**SET PROBLEM:** Reproduce each record below exactly as written.
--- Start of DATA LINES ---
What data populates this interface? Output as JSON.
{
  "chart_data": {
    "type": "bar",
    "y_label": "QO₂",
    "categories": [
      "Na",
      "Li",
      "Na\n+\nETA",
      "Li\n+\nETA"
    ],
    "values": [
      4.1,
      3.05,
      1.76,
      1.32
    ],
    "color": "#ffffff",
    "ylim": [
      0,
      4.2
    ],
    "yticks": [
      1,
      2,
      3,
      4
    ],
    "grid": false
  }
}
--- End of DATA LINES ---
**FULL SOLUTION:**
What data populates this interface? Output as JSON.
{
  "chart_data": {
    "type": "bar",
    "y_label": "QO₂",
    "categories": [
      "Na",
      "Li",
      "Na\n+\nETA",
      "Li\n+\nETA"
    ],
    "values": [
      4.1,
      3.05,
      1.76,
      1.32
    ],
    "color": "#ffffff",
    "ylim": [
      0,
      4.2
    ],
    "yticks": [
      1,
      2,
      3,
      4
    ],
    "grid": false
  }
}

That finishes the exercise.